▶ **Problem**:
Can you repeat, word for word, the rows below from the very first one through the row that contains "sidebar-item-label: 查品牌 <box>19", including that row?

>> BEGIN

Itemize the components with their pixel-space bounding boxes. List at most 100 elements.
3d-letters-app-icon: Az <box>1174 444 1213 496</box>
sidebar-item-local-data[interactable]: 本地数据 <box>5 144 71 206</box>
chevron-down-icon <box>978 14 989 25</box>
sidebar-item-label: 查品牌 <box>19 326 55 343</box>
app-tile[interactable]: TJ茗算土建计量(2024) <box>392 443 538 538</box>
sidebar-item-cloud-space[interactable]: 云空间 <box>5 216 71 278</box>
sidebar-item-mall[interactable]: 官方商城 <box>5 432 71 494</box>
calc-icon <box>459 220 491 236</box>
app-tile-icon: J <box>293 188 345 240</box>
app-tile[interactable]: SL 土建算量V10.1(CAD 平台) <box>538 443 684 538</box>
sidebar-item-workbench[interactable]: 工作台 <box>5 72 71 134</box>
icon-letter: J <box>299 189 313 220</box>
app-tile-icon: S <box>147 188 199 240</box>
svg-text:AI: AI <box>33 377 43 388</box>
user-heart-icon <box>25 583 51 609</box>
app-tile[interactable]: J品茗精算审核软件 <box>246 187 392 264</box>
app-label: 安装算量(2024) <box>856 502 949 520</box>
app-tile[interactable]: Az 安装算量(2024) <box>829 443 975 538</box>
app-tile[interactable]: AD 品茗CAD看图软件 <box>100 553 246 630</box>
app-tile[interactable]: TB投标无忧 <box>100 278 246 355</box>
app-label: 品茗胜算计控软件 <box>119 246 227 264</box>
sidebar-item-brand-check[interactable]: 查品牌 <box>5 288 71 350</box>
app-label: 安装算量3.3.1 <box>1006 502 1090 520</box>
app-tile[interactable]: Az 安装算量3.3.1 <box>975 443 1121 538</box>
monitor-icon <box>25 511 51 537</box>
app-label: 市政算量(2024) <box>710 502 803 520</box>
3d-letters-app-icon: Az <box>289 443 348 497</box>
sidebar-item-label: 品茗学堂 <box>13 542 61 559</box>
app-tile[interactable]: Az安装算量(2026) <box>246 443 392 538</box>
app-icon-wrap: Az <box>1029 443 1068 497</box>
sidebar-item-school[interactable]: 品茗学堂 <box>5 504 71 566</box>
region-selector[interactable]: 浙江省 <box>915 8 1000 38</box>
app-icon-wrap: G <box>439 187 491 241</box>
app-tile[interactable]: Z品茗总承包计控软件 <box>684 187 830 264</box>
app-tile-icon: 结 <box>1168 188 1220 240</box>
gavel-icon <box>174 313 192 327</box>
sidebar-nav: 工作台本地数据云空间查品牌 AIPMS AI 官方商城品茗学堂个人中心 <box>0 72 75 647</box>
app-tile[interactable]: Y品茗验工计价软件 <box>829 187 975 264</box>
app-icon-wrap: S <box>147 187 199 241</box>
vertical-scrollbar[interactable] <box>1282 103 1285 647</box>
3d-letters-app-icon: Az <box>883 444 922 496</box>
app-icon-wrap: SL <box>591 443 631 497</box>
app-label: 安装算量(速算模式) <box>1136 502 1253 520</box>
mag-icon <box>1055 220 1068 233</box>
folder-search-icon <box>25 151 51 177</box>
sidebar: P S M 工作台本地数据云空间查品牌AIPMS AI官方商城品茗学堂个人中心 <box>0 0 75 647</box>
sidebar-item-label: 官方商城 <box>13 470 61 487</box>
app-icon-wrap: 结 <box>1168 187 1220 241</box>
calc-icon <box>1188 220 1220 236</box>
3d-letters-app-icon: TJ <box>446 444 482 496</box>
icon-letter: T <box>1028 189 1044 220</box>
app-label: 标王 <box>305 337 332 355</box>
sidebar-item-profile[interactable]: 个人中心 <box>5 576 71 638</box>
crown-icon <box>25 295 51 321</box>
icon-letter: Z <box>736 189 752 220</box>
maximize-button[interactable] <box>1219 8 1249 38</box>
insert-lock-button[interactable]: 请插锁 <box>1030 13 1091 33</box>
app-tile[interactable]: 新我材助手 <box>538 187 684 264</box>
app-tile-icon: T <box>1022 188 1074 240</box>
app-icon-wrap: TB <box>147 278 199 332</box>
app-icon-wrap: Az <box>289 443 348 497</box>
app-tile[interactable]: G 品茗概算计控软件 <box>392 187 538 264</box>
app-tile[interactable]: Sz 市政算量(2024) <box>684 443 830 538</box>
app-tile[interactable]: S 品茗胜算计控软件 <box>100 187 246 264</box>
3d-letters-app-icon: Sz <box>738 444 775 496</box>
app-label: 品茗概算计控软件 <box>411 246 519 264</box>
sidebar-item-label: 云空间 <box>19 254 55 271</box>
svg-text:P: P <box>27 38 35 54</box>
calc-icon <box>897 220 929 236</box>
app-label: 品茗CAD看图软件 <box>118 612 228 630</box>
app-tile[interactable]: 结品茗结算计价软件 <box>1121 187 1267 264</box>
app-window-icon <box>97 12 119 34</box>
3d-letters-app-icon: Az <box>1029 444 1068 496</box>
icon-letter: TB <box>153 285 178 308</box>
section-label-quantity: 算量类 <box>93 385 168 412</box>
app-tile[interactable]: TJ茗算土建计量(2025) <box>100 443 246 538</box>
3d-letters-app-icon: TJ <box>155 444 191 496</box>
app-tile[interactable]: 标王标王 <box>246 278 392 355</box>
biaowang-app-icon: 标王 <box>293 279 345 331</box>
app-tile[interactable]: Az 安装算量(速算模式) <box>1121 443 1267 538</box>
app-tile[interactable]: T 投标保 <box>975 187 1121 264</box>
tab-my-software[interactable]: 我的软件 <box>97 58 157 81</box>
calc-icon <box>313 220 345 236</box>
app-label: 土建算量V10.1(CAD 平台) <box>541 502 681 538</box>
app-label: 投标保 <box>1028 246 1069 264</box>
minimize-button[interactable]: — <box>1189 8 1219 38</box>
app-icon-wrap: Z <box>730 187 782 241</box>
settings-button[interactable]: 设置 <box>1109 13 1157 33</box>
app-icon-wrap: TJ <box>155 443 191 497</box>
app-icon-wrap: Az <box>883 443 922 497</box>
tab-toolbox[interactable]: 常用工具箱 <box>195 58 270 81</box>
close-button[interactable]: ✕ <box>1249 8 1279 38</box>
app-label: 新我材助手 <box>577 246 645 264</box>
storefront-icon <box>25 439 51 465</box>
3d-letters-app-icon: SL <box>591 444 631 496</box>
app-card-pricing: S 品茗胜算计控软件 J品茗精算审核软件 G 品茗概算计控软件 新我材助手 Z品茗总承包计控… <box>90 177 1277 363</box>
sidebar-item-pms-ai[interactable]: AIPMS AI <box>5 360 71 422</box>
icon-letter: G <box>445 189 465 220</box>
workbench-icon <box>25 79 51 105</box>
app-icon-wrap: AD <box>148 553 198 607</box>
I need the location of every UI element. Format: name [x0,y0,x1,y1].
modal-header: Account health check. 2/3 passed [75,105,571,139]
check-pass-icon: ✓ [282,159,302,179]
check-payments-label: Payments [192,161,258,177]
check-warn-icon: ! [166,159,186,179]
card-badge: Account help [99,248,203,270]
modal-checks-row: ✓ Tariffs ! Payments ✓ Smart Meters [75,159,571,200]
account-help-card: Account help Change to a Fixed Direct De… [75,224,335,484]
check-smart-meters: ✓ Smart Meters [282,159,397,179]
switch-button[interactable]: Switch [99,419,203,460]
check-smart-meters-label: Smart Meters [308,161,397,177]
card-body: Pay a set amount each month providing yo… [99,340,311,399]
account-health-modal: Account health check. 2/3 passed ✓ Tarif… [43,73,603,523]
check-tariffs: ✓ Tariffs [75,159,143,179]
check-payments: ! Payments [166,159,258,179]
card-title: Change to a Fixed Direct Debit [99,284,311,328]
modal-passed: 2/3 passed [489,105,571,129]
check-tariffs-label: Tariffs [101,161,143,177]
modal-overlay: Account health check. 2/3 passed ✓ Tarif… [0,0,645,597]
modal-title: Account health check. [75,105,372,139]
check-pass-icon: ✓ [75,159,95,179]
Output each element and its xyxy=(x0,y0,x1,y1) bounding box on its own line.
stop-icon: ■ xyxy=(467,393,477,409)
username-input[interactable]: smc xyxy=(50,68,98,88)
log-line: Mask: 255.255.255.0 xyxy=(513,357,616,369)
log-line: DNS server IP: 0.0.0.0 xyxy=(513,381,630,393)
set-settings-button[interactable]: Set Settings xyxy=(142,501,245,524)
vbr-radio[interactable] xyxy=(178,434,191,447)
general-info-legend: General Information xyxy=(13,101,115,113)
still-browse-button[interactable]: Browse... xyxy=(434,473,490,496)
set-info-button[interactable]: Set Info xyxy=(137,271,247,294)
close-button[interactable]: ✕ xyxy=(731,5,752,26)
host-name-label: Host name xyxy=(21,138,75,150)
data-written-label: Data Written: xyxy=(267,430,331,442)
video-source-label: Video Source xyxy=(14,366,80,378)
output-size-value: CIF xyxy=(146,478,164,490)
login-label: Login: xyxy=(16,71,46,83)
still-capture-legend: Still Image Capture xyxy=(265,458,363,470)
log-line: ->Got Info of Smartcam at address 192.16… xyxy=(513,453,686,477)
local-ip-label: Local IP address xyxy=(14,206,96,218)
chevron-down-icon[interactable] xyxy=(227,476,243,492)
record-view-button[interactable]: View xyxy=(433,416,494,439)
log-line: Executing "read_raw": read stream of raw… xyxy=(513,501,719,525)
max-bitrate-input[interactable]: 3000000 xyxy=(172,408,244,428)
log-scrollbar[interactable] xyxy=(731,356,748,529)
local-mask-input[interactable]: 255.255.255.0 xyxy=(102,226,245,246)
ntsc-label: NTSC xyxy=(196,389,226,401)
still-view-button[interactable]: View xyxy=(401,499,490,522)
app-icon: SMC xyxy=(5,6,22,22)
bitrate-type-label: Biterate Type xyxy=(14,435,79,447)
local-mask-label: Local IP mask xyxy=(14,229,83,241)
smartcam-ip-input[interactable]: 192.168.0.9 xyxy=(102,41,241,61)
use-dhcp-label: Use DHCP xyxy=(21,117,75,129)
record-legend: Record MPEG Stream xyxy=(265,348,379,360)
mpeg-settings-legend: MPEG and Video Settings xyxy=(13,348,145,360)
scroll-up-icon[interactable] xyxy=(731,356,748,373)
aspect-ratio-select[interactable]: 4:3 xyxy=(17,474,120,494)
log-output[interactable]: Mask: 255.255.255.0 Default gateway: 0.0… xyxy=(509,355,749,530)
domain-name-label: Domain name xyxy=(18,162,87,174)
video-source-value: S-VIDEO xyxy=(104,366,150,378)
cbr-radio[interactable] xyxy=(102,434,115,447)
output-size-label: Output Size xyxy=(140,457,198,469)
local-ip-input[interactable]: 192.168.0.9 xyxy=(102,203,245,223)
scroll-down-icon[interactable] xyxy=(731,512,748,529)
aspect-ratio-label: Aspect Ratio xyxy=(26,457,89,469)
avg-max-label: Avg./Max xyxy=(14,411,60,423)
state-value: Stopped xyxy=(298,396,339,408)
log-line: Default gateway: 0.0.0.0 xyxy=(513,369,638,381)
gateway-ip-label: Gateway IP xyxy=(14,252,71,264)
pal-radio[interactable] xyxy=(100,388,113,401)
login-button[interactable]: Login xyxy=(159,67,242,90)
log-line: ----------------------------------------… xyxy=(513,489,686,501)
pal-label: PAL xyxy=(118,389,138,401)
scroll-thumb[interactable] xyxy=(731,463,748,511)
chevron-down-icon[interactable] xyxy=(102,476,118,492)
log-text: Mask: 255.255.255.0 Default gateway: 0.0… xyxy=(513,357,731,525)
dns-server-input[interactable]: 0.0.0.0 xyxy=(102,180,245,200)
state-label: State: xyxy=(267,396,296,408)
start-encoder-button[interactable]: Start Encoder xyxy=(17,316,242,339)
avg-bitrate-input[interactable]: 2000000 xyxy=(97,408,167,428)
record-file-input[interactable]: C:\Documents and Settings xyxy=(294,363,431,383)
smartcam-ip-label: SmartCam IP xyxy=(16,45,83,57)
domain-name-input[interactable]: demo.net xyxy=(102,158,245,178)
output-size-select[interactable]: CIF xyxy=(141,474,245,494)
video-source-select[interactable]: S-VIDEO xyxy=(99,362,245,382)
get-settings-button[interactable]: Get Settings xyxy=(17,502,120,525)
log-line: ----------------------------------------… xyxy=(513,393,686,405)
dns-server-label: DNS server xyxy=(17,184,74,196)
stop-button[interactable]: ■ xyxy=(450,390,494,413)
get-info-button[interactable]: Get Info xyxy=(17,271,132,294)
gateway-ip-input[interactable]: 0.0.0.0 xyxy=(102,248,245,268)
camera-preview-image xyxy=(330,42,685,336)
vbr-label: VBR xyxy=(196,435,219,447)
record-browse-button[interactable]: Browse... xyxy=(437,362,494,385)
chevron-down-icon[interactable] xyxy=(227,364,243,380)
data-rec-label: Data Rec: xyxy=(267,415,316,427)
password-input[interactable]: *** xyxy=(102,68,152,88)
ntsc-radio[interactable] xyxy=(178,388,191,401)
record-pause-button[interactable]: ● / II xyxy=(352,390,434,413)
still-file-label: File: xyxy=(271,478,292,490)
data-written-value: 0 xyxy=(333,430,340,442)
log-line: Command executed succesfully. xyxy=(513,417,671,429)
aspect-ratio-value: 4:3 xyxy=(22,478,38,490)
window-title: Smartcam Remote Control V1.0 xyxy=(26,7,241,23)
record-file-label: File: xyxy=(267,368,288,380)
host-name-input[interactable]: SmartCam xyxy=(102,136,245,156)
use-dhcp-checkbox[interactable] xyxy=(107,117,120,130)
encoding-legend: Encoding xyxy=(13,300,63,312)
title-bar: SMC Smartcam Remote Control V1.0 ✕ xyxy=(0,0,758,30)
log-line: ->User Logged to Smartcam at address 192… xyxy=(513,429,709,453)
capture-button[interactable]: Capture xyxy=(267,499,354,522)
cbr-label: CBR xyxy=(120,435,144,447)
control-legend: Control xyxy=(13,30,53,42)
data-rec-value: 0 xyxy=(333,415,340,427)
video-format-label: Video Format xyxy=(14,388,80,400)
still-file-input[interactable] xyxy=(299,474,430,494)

>> END

▶ **Finished task**:
Itemize the components with their pixel-space bounding boxes. List at most 100 elements.
3d-letters-app-icon: Az <box>1174 444 1213 496</box>
sidebar-item-local-data[interactable]: 本地数据 <box>5 144 71 206</box>
chevron-down-icon <box>978 14 989 25</box>
sidebar-item-label: 查品牌 <box>19 326 55 343</box>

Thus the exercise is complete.